>> start Supplied records
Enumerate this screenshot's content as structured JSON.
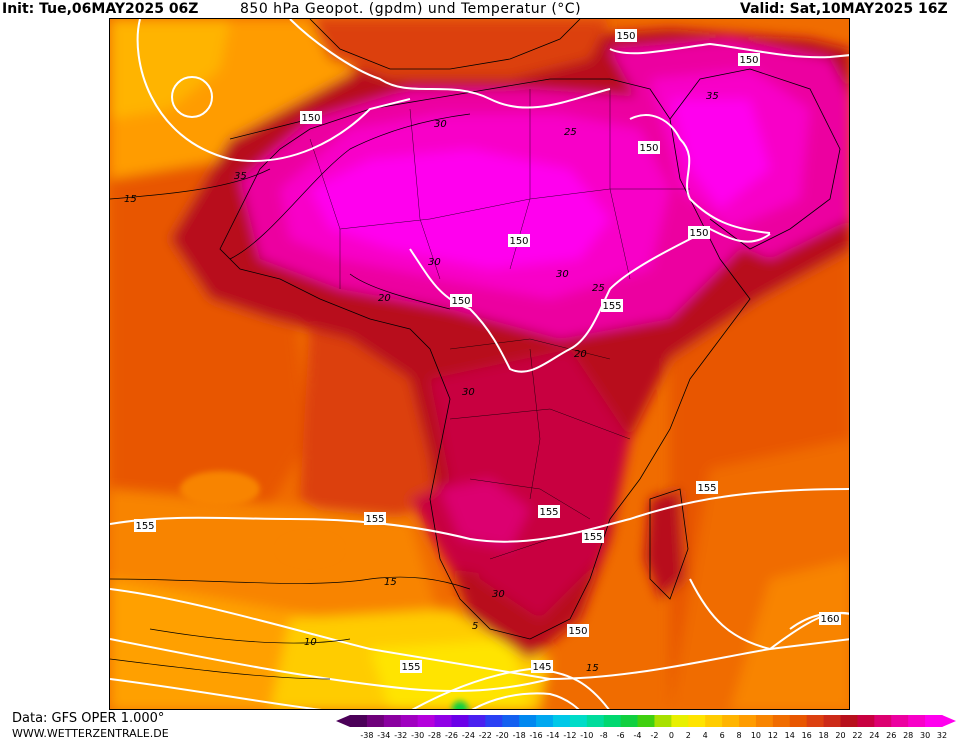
{
  "header": {
    "init": "Init: Tue,06MAY2025 06Z",
    "title": "850 hPa Geopot. (gpdm) und Temperatur (°C)",
    "valid": "Valid: Sat,10MAY2025 16Z"
  },
  "footer": {
    "source": "Data: GFS OPER 1.000°",
    "website": "WWW.WETTERZENTRALE.DE"
  },
  "map": {
    "geopotential_labels": [
      "150",
      "150",
      "150",
      "150",
      "150",
      "150",
      "150",
      "155",
      "155",
      "155",
      "155",
      "155",
      "155",
      "160",
      "150",
      "145"
    ],
    "temperature_labels": [
      "15",
      "35",
      "30",
      "25",
      "35",
      "20",
      "30",
      "30",
      "25",
      "20",
      "30",
      "15",
      "10",
      "5",
      "15",
      "30"
    ]
  },
  "legend": {
    "ticks": [
      "-38",
      "-34",
      "-32",
      "-30",
      "-28",
      "-26",
      "-24",
      "-22",
      "-20",
      "-18",
      "-16",
      "-14",
      "-12",
      "-10",
      "-8",
      "-6",
      "-4",
      "-2",
      "0",
      "2",
      "4",
      "6",
      "8",
      "10",
      "12",
      "14",
      "16",
      "18",
      "20",
      "22",
      "24",
      "26",
      "28",
      "30",
      "32"
    ],
    "colors": [
      "#4b0058",
      "#6e007a",
      "#8a00a0",
      "#a000c0",
      "#b400dc",
      "#9000e6",
      "#6a00e8",
      "#4a20f0",
      "#2a40f4",
      "#1460f0",
      "#0088f0",
      "#00a8f0",
      "#00c8e8",
      "#00dcc8",
      "#00dc9c",
      "#00d870",
      "#10d040",
      "#40d010",
      "#a8e000",
      "#e8f000",
      "#ffe400",
      "#ffcc00",
      "#ffb400",
      "#ff9c00",
      "#f88400",
      "#f06c00",
      "#e85600",
      "#dc4010",
      "#cc2a18",
      "#b8101c",
      "#c80040",
      "#dc0070",
      "#ec00a0",
      "#f800c8",
      "#ff00ee"
    ]
  }
}
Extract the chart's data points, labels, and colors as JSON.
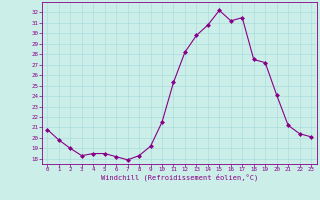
>> end Supplied records
What is required
Pictures are excluded; copy all other data exactly as shown.

Reply to the exercise
Enumerate this screenshot's content as structured JSON.
{
  "header": {
    "init": "Init: Tue,06MAY2025 06Z",
    "title": "850 hPa Geopot. (gpdm) und Temperatur (°C)",
    "valid": "Valid: Sat,10MAY2025 16Z"
  },
  "footer": {
    "source": "Data: GFS OPER 1.000°",
    "website": "WWW.WETTERZENTRALE.DE"
  },
  "map": {
    "geopotential_labels": [
      "150",
      "150",
      "150",
      "150",
      "150",
      "150",
      "150",
      "155",
      "155",
      "155",
      "155",
      "155",
      "155",
      "160",
      "150",
      "145"
    ],
    "temperature_labels": [
      "15",
      "35",
      "30",
      "25",
      "35",
      "20",
      "30",
      "30",
      "25",
      "20",
      "30",
      "15",
      "10",
      "5",
      "15",
      "30"
    ]
  },
  "legend": {
    "ticks": [
      "-38",
      "-34",
      "-32",
      "-30",
      "-28",
      "-26",
      "-24",
      "-22",
      "-20",
      "-18",
      "-16",
      "-14",
      "-12",
      "-10",
      "-8",
      "-6",
      "-4",
      "-2",
      "0",
      "2",
      "4",
      "6",
      "8",
      "10",
      "12",
      "14",
      "16",
      "18",
      "20",
      "22",
      "24",
      "26",
      "28",
      "30",
      "32"
    ],
    "colors": [
      "#4b0058",
      "#6e007a",
      "#8a00a0",
      "#a000c0",
      "#b400dc",
      "#9000e6",
      "#6a00e8",
      "#4a20f0",
      "#2a40f4",
      "#1460f0",
      "#0088f0",
      "#00a8f0",
      "#00c8e8",
      "#00dcc8",
      "#00dc9c",
      "#00d870",
      "#10d040",
      "#40d010",
      "#a8e000",
      "#e8f000",
      "#ffe400",
      "#ffcc00",
      "#ffb400",
      "#ff9c00",
      "#f88400",
      "#f06c00",
      "#e85600",
      "#dc4010",
      "#cc2a18",
      "#b8101c",
      "#c80040",
      "#dc0070",
      "#ec00a0",
      "#f800c8",
      "#ff00ee"
    ]
  }
}
Extract the chart's data points, labels, and colors as JSON.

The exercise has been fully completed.